EXERCISE OBJECTIVE: Narrow the data below down to the lines containing "Total".

— BEGIN RECORDS FOR PROCESSING —

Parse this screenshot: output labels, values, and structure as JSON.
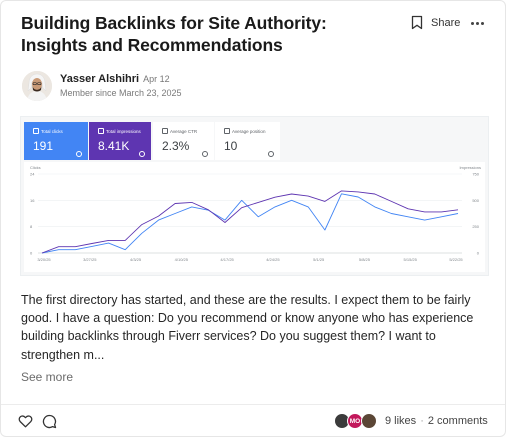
{
  "post": {
    "title_lines": [
      "Building Backlinks for Site Authority:",
      "Insights and Recommendations"
    ],
    "share_label": "Share",
    "author_name": "Yasser Alshihri",
    "post_date": "Apr 12",
    "member_since": "Member since March 23, 2025",
    "body": "The first directory has started, and these are the results. I expect them to be fairly good. I have a question: Do you recommend or know anyone who has experience building backlinks through Fiverr services? Do you suggest them? I want to strengthen m...",
    "see_more_label": "See more"
  },
  "footer": {
    "reactor_initials": "MO",
    "likes_label": "9 likes",
    "separator": "·",
    "comments_label": "2 comments"
  },
  "gsc": {
    "tiles": [
      {
        "label": "Total clicks",
        "value": "191",
        "checked": true
      },
      {
        "label": "Total impressions",
        "value": "8.41K",
        "checked": true
      },
      {
        "label": "Average CTR",
        "value": "2.3%",
        "checked": false
      },
      {
        "label": "Average position",
        "value": "10",
        "checked": false
      }
    ]
  },
  "chart_data": {
    "type": "line",
    "left_axis_label": "Clicks",
    "right_axis_label": "Impressions",
    "left_ticks": [
      "24",
      "16",
      "8",
      "0"
    ],
    "right_ticks": [
      "750",
      "500",
      "250",
      "0"
    ],
    "ylim_left": [
      0,
      24
    ],
    "ylim_right": [
      0,
      750
    ],
    "x": [
      "3/20/25",
      "3/22/25",
      "3/24/25",
      "3/26/25",
      "3/28/25",
      "3/30/25",
      "4/1/25",
      "4/3/25",
      "4/5/25",
      "4/7/25",
      "4/9/25",
      "4/11/25",
      "4/13/25",
      "4/15/25",
      "4/17/25",
      "4/19/25",
      "4/21/25",
      "4/23/25",
      "4/25/25",
      "4/27/25",
      "4/29/25",
      "5/1/25",
      "5/3/25",
      "5/5/25",
      "5/7/25",
      "5/9/25"
    ],
    "x_tick_labels": [
      "3/20/25",
      "3/27/25",
      "4/3/25",
      "4/10/25",
      "4/17/25",
      "4/24/25",
      "5/1/25",
      "5/8/25",
      "5/15/25",
      "5/22/25"
    ],
    "series": [
      {
        "name": "Clicks",
        "axis": "left",
        "color": "#4285f4",
        "values": [
          0,
          1,
          1,
          2,
          3,
          1,
          6,
          10,
          12,
          14,
          13,
          10,
          16,
          11,
          14,
          16,
          14,
          7,
          18,
          17,
          14,
          12,
          11,
          10,
          11,
          12
        ]
      },
      {
        "name": "Impressions",
        "axis": "right",
        "color": "#5e35b1",
        "values": [
          0,
          60,
          60,
          90,
          120,
          120,
          270,
          350,
          470,
          480,
          410,
          290,
          430,
          480,
          530,
          560,
          540,
          490,
          590,
          580,
          560,
          490,
          420,
          390,
          390,
          410
        ]
      }
    ]
  }
}
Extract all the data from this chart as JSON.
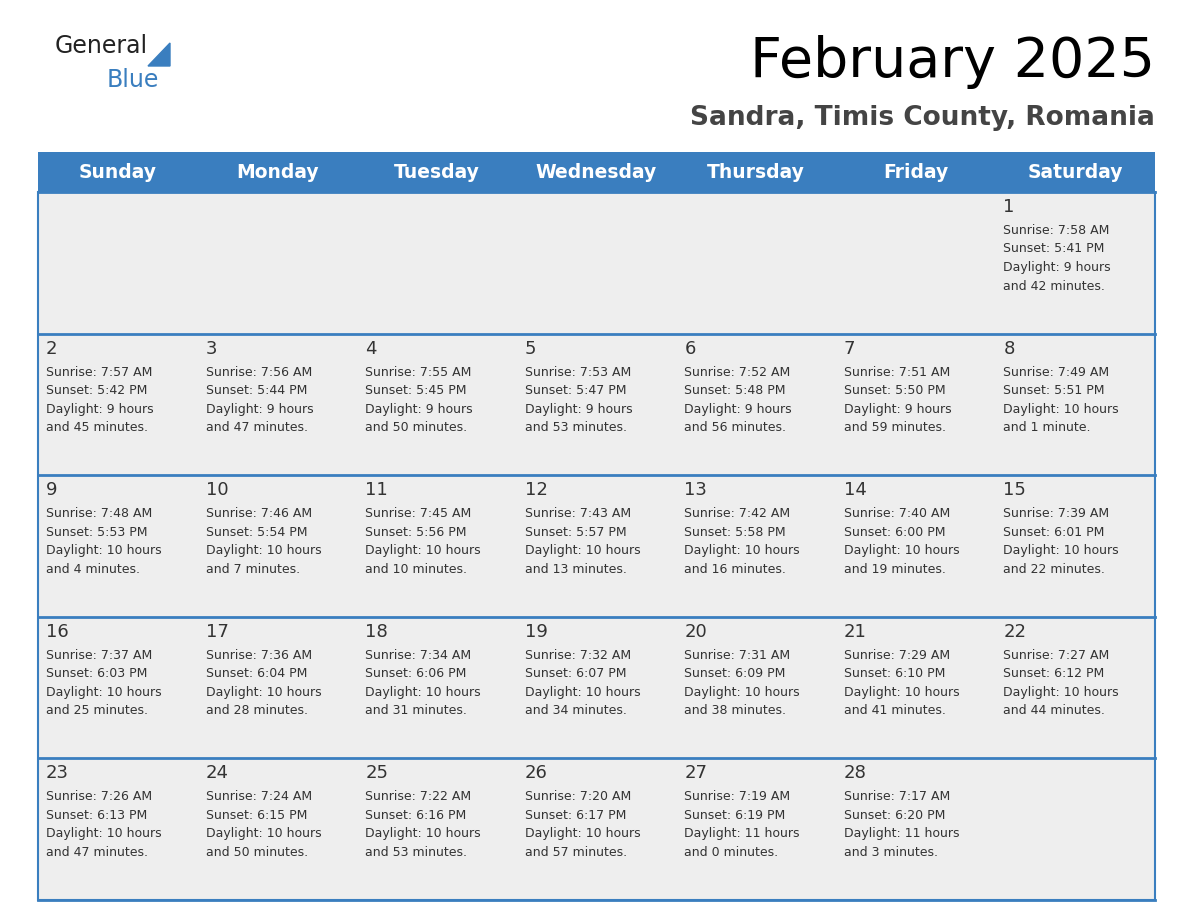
{
  "title": "February 2025",
  "subtitle": "Sandra, Timis County, Romania",
  "header_bg": "#3a7ebf",
  "header_text": "#ffffff",
  "cell_bg": "#eeeeee",
  "day_number_color": "#333333",
  "text_color": "#333333",
  "line_color": "#3a7ebf",
  "logo_general_color": "#222222",
  "logo_blue_color": "#3a7ebf",
  "logo_triangle_color": "#3a7ebf",
  "days_of_week": [
    "Sunday",
    "Monday",
    "Tuesday",
    "Wednesday",
    "Thursday",
    "Friday",
    "Saturday"
  ],
  "calendar": [
    [
      null,
      null,
      null,
      null,
      null,
      null,
      {
        "day": 1,
        "sunrise": "7:58 AM",
        "sunset": "5:41 PM",
        "daylight_hours": 9,
        "daylight_minutes": 42
      }
    ],
    [
      {
        "day": 2,
        "sunrise": "7:57 AM",
        "sunset": "5:42 PM",
        "daylight_hours": 9,
        "daylight_minutes": 45
      },
      {
        "day": 3,
        "sunrise": "7:56 AM",
        "sunset": "5:44 PM",
        "daylight_hours": 9,
        "daylight_minutes": 47
      },
      {
        "day": 4,
        "sunrise": "7:55 AM",
        "sunset": "5:45 PM",
        "daylight_hours": 9,
        "daylight_minutes": 50
      },
      {
        "day": 5,
        "sunrise": "7:53 AM",
        "sunset": "5:47 PM",
        "daylight_hours": 9,
        "daylight_minutes": 53
      },
      {
        "day": 6,
        "sunrise": "7:52 AM",
        "sunset": "5:48 PM",
        "daylight_hours": 9,
        "daylight_minutes": 56
      },
      {
        "day": 7,
        "sunrise": "7:51 AM",
        "sunset": "5:50 PM",
        "daylight_hours": 9,
        "daylight_minutes": 59
      },
      {
        "day": 8,
        "sunrise": "7:49 AM",
        "sunset": "5:51 PM",
        "daylight_hours": 10,
        "daylight_minutes": 1
      }
    ],
    [
      {
        "day": 9,
        "sunrise": "7:48 AM",
        "sunset": "5:53 PM",
        "daylight_hours": 10,
        "daylight_minutes": 4
      },
      {
        "day": 10,
        "sunrise": "7:46 AM",
        "sunset": "5:54 PM",
        "daylight_hours": 10,
        "daylight_minutes": 7
      },
      {
        "day": 11,
        "sunrise": "7:45 AM",
        "sunset": "5:56 PM",
        "daylight_hours": 10,
        "daylight_minutes": 10
      },
      {
        "day": 12,
        "sunrise": "7:43 AM",
        "sunset": "5:57 PM",
        "daylight_hours": 10,
        "daylight_minutes": 13
      },
      {
        "day": 13,
        "sunrise": "7:42 AM",
        "sunset": "5:58 PM",
        "daylight_hours": 10,
        "daylight_minutes": 16
      },
      {
        "day": 14,
        "sunrise": "7:40 AM",
        "sunset": "6:00 PM",
        "daylight_hours": 10,
        "daylight_minutes": 19
      },
      {
        "day": 15,
        "sunrise": "7:39 AM",
        "sunset": "6:01 PM",
        "daylight_hours": 10,
        "daylight_minutes": 22
      }
    ],
    [
      {
        "day": 16,
        "sunrise": "7:37 AM",
        "sunset": "6:03 PM",
        "daylight_hours": 10,
        "daylight_minutes": 25
      },
      {
        "day": 17,
        "sunrise": "7:36 AM",
        "sunset": "6:04 PM",
        "daylight_hours": 10,
        "daylight_minutes": 28
      },
      {
        "day": 18,
        "sunrise": "7:34 AM",
        "sunset": "6:06 PM",
        "daylight_hours": 10,
        "daylight_minutes": 31
      },
      {
        "day": 19,
        "sunrise": "7:32 AM",
        "sunset": "6:07 PM",
        "daylight_hours": 10,
        "daylight_minutes": 34
      },
      {
        "day": 20,
        "sunrise": "7:31 AM",
        "sunset": "6:09 PM",
        "daylight_hours": 10,
        "daylight_minutes": 38
      },
      {
        "day": 21,
        "sunrise": "7:29 AM",
        "sunset": "6:10 PM",
        "daylight_hours": 10,
        "daylight_minutes": 41
      },
      {
        "day": 22,
        "sunrise": "7:27 AM",
        "sunset": "6:12 PM",
        "daylight_hours": 10,
        "daylight_minutes": 44
      }
    ],
    [
      {
        "day": 23,
        "sunrise": "7:26 AM",
        "sunset": "6:13 PM",
        "daylight_hours": 10,
        "daylight_minutes": 47
      },
      {
        "day": 24,
        "sunrise": "7:24 AM",
        "sunset": "6:15 PM",
        "daylight_hours": 10,
        "daylight_minutes": 50
      },
      {
        "day": 25,
        "sunrise": "7:22 AM",
        "sunset": "6:16 PM",
        "daylight_hours": 10,
        "daylight_minutes": 53
      },
      {
        "day": 26,
        "sunrise": "7:20 AM",
        "sunset": "6:17 PM",
        "daylight_hours": 10,
        "daylight_minutes": 57
      },
      {
        "day": 27,
        "sunrise": "7:19 AM",
        "sunset": "6:19 PM",
        "daylight_hours": 11,
        "daylight_minutes": 0
      },
      {
        "day": 28,
        "sunrise": "7:17 AM",
        "sunset": "6:20 PM",
        "daylight_hours": 11,
        "daylight_minutes": 3
      },
      null
    ]
  ]
}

— END RECORDS FOR PROCESSING —

EXPECTED ANSWER:
        "label": "Total clicks",
        "label": "Total impressions",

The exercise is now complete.